Task requirements: Leave out the pictures and retype exactly the lines from the line with "Transcribe this image's" through the end of the listing below.

Records for the exercise:
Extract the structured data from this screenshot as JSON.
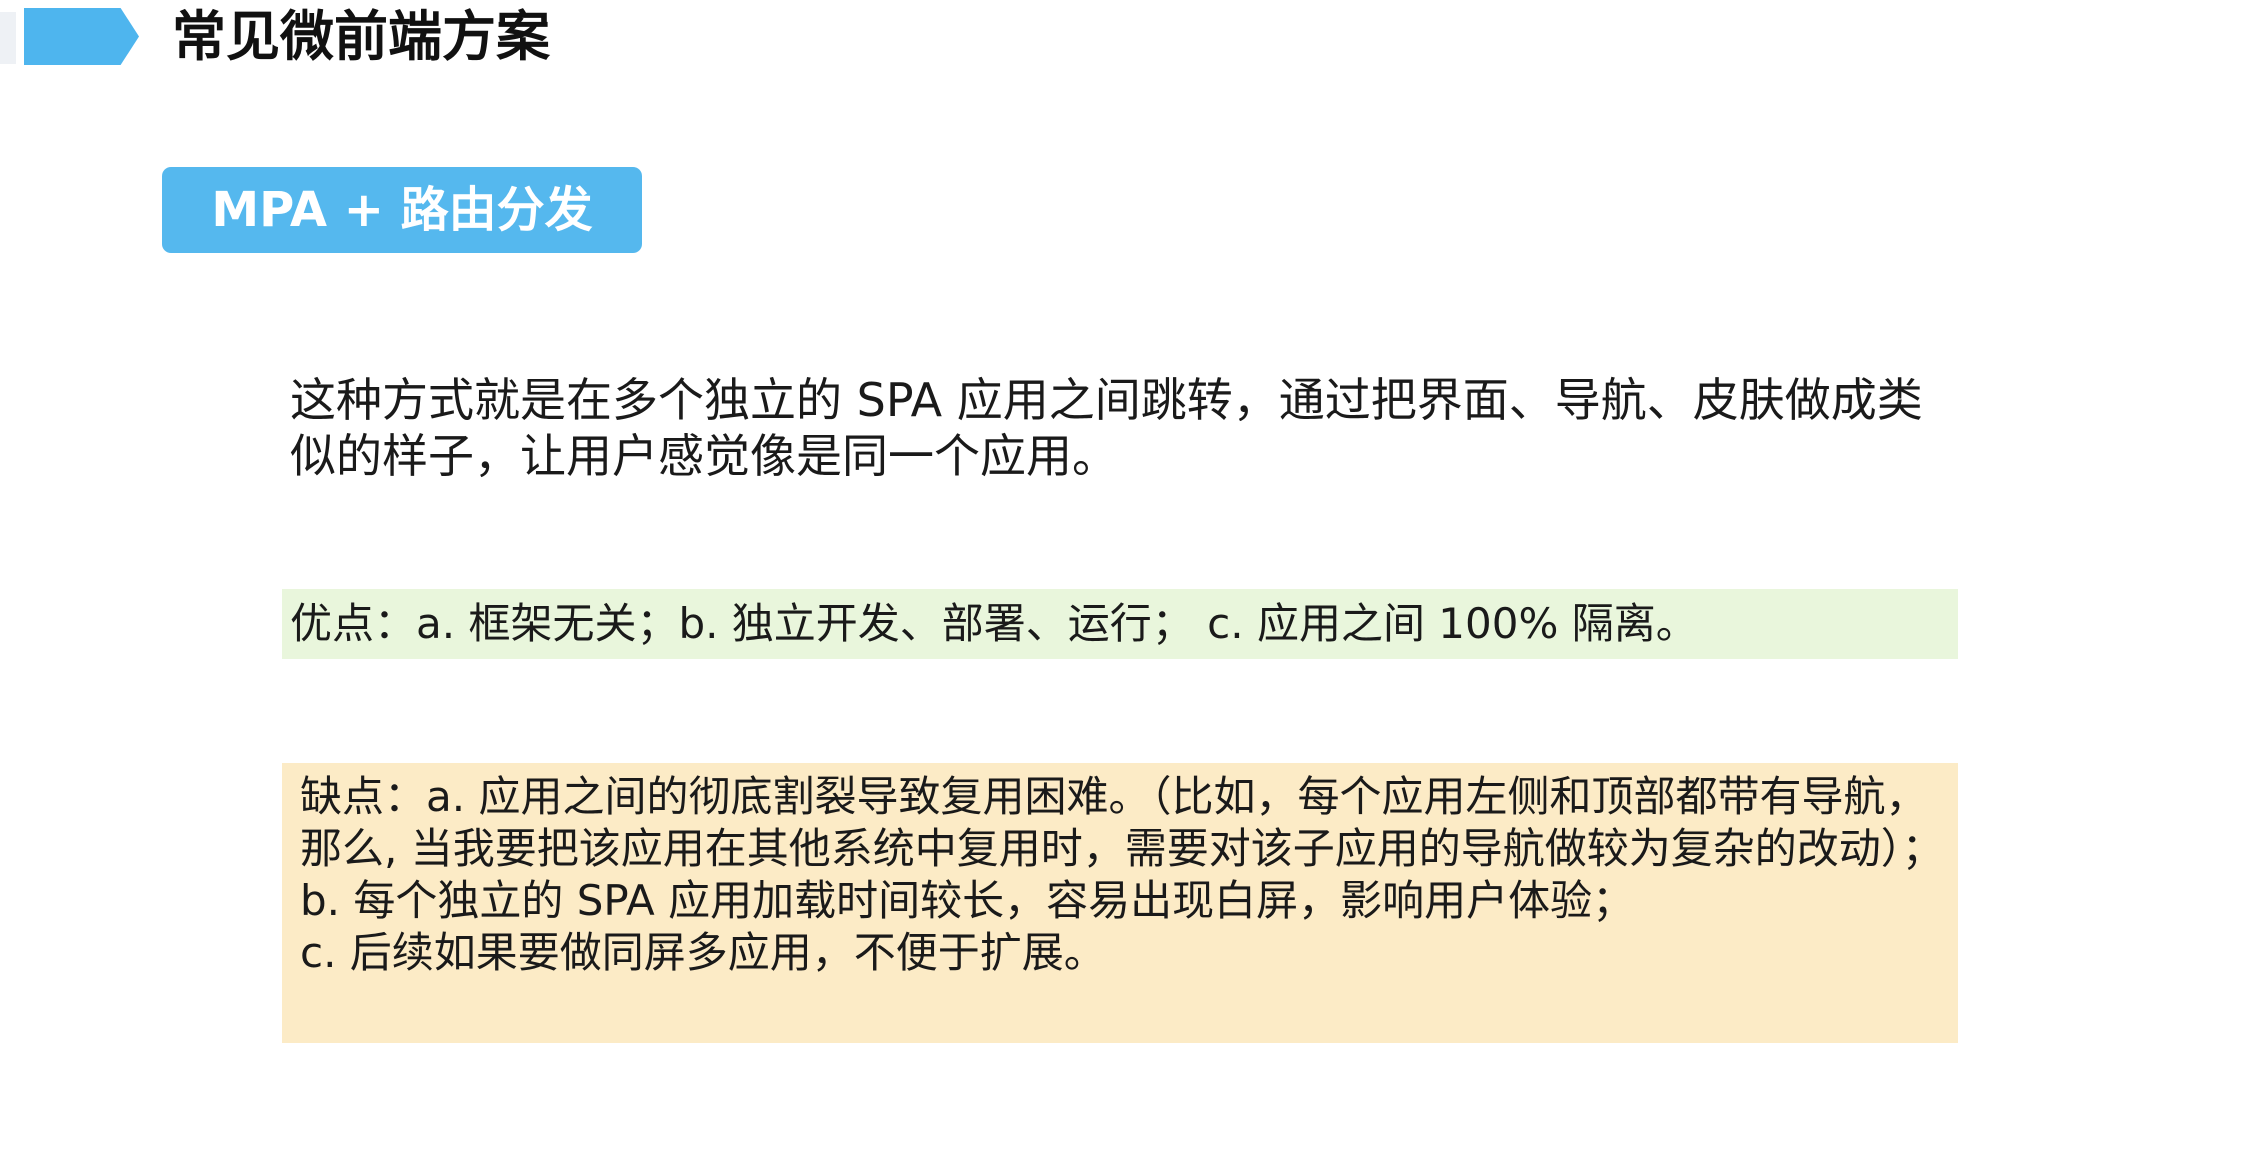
{
  "header": {
    "title": "常见微前端方案"
  },
  "badge": {
    "label": "MPA + 路由分发"
  },
  "intro": {
    "text": "这种方式就是在多个独立的 SPA 应用之间跳转，通过把界面、导航、皮肤做成类似的样子，让用户感觉像是同一个应用。"
  },
  "pros": {
    "text": "优点：a. 框架无关；b. 独立开发、部署、运行； c. 应用之间 100% 隔离。"
  },
  "cons": {
    "line_a": "缺点：a. 应用之间的彻底割裂导致复用困难。（比如，每个应用左侧和顶部都带有导航，那么, 当我要把该应用在其他系统中复用时，需要对该子应用的导航做较为复杂的改动）；",
    "line_b": "b. 每个独立的 SPA 应用加载时间较长，容易出现白屏，影响用户体验；",
    "line_c": "c. 后续如果要做同屏多应用，不便于扩展。"
  },
  "colors": {
    "accent_blue": "#4eb5ee",
    "pros_background": "#e9f6dc",
    "cons_background": "#fcebc6"
  }
}
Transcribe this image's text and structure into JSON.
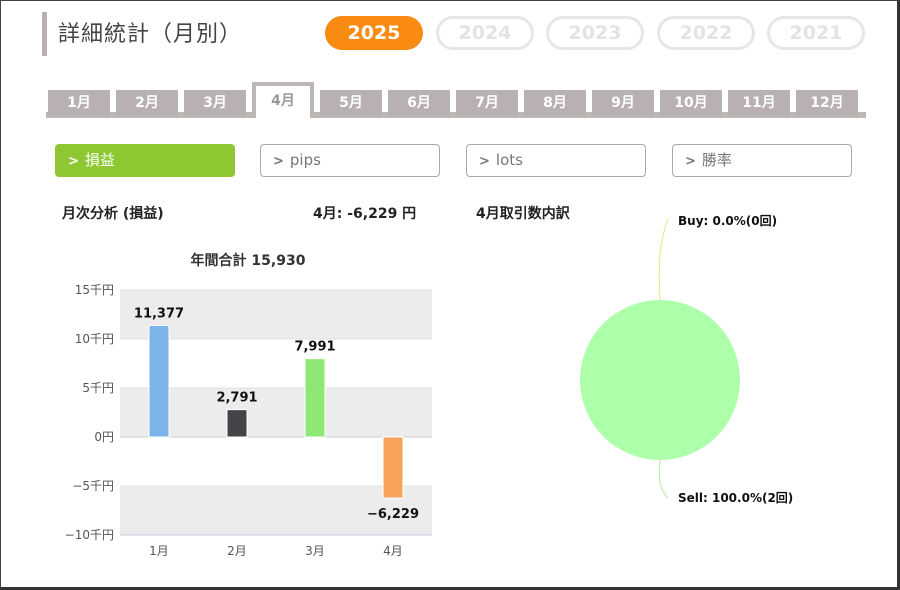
{
  "header": {
    "title": "詳細統計（月別）"
  },
  "years": [
    {
      "label": "2025",
      "active": true
    },
    {
      "label": "2024",
      "active": false
    },
    {
      "label": "2023",
      "active": false
    },
    {
      "label": "2022",
      "active": false
    },
    {
      "label": "2021",
      "active": false
    }
  ],
  "months": [
    "1月",
    "2月",
    "3月",
    "4月",
    "5月",
    "6月",
    "7月",
    "8月",
    "9月",
    "10月",
    "11月",
    "12月"
  ],
  "active_month": "4月",
  "metrics": [
    {
      "label": "損益",
      "active": true
    },
    {
      "label": "pips",
      "active": false
    },
    {
      "label": "lots",
      "active": false
    },
    {
      "label": "勝率",
      "active": false
    }
  ],
  "summary": {
    "section_title": "月次分析 (損益)",
    "month_result": "4月:  -6,229 円",
    "breakdown_title": "4月取引数内訳"
  },
  "chart_data": [
    {
      "type": "bar",
      "title": "年間合計 15,930",
      "categories": [
        "1月",
        "2月",
        "3月",
        "4月"
      ],
      "values": [
        11377,
        2791,
        7991,
        -6229
      ],
      "value_labels": [
        "11,377",
        "2,791",
        "7,991",
        "−6,229"
      ],
      "colors": [
        "#7cb4ea",
        "#434348",
        "#8ee874",
        "#f7a35c"
      ],
      "yticks": [
        15000,
        10000,
        5000,
        0,
        -5000,
        -10000
      ],
      "ytick_labels": [
        "15千円",
        "10千円",
        "5千円",
        "0円",
        "−5千円",
        "−10千円"
      ],
      "ylim": [
        -10000,
        15000
      ],
      "xlabel": "",
      "ylabel": ""
    },
    {
      "type": "pie",
      "labels": [
        "Buy: 0.0%(0回)",
        "Sell: 100.0%(2回)"
      ],
      "values": [
        0,
        2
      ],
      "percent": [
        0.0,
        100.0
      ],
      "colors": [
        "#ffb3b3",
        "#adffaa"
      ]
    }
  ]
}
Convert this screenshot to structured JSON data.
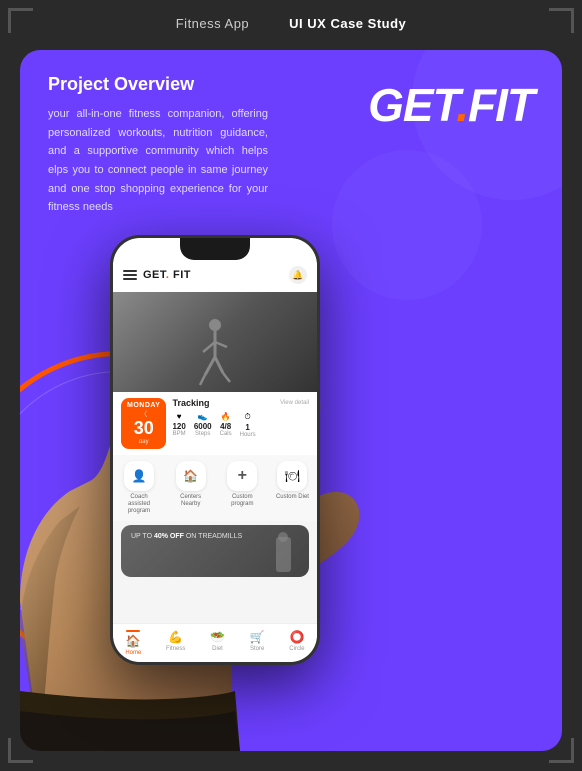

Result below:
Transcribe this image's text and structure into JSON.
{
  "header": {
    "title": "詳細統計（月別）"
  },
  "years": [
    {
      "label": "2025",
      "active": true
    },
    {
      "label": "2024",
      "active": false
    },
    {
      "label": "2023",
      "active": false
    },
    {
      "label": "2022",
      "active": false
    },
    {
      "label": "2021",
      "active": false
    }
  ],
  "months": [
    "1月",
    "2月",
    "3月",
    "4月",
    "5月",
    "6月",
    "7月",
    "8月",
    "9月",
    "10月",
    "11月",
    "12月"
  ],
  "active_month": "4月",
  "metrics": [
    {
      "label": "損益",
      "active": true
    },
    {
      "label": "pips",
      "active": false
    },
    {
      "label": "lots",
      "active": false
    },
    {
      "label": "勝率",
      "active": false
    }
  ],
  "summary": {
    "section_title": "月次分析 (損益)",
    "month_result": "4月:  -6,229 円",
    "breakdown_title": "4月取引数内訳"
  },
  "chart_data": [
    {
      "type": "bar",
      "title": "年間合計 15,930",
      "categories": [
        "1月",
        "2月",
        "3月",
        "4月"
      ],
      "values": [
        11377,
        2791,
        7991,
        -6229
      ],
      "value_labels": [
        "11,377",
        "2,791",
        "7,991",
        "−6,229"
      ],
      "colors": [
        "#7cb4ea",
        "#434348",
        "#8ee874",
        "#f7a35c"
      ],
      "yticks": [
        15000,
        10000,
        5000,
        0,
        -5000,
        -10000
      ],
      "ytick_labels": [
        "15千円",
        "10千円",
        "5千円",
        "0円",
        "−5千円",
        "−10千円"
      ],
      "ylim": [
        -10000,
        15000
      ],
      "xlabel": "",
      "ylabel": ""
    },
    {
      "type": "pie",
      "labels": [
        "Buy: 0.0%(0回)",
        "Sell: 100.0%(2回)"
      ],
      "values": [
        0,
        2
      ],
      "percent": [
        0.0,
        100.0
      ],
      "colors": [
        "#ffb3b3",
        "#adffaa"
      ]
    }
  ]
}
Convert this screenshot to structured JSON data.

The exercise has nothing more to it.